[Entries with figure data]
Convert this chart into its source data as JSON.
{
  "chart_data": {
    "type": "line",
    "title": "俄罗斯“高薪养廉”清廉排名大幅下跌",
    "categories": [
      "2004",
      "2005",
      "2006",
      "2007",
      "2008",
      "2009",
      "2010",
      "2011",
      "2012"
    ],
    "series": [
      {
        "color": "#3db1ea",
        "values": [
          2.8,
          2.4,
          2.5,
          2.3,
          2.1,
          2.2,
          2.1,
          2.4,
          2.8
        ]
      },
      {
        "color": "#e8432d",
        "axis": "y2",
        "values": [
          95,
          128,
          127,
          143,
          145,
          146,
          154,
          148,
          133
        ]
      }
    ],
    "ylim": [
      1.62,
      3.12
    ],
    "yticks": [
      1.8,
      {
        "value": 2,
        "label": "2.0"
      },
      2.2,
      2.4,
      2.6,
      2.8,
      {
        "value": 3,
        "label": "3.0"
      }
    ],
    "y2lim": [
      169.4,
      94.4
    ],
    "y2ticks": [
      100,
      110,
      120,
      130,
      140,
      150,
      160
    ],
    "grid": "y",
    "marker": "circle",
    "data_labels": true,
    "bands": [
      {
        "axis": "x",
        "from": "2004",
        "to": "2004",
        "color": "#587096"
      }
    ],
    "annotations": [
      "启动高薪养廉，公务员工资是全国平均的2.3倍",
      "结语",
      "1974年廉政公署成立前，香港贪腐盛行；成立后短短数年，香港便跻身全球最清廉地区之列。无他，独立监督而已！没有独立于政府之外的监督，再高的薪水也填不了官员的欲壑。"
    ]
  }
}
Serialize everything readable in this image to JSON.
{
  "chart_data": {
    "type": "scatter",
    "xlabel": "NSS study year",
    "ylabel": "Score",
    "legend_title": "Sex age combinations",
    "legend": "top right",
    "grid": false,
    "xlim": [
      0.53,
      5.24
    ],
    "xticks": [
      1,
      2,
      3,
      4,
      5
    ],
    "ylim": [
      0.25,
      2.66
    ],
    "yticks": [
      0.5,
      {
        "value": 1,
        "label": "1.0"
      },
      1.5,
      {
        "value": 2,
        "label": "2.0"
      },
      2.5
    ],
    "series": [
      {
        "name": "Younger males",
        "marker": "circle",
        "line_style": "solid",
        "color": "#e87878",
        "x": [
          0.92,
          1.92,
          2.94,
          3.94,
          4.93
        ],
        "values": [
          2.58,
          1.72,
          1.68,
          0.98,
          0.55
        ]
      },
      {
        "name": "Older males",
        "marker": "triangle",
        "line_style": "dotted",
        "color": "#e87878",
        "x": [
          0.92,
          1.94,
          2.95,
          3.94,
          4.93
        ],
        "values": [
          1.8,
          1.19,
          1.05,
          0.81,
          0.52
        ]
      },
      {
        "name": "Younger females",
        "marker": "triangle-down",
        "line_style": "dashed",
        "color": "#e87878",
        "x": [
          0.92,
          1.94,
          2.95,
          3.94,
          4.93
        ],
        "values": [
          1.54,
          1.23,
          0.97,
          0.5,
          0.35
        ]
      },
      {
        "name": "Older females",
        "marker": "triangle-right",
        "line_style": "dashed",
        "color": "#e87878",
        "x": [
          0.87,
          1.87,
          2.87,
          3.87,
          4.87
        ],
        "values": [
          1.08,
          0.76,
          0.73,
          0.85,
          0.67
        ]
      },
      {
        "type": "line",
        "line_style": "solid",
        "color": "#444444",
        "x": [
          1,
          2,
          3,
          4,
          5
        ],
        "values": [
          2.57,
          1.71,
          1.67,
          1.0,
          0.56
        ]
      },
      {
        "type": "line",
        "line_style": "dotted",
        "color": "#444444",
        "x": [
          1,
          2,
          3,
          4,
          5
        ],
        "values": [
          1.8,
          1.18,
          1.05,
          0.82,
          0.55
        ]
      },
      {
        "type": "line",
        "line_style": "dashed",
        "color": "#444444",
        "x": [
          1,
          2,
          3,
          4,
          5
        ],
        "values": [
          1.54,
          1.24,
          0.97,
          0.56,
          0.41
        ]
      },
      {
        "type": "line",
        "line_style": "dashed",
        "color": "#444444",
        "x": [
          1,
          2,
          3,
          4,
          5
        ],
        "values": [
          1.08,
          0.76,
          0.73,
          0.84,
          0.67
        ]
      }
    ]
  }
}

Requirement — State the count of lines in the data holding the word "right", adding nothing to it.

Response to the task — 2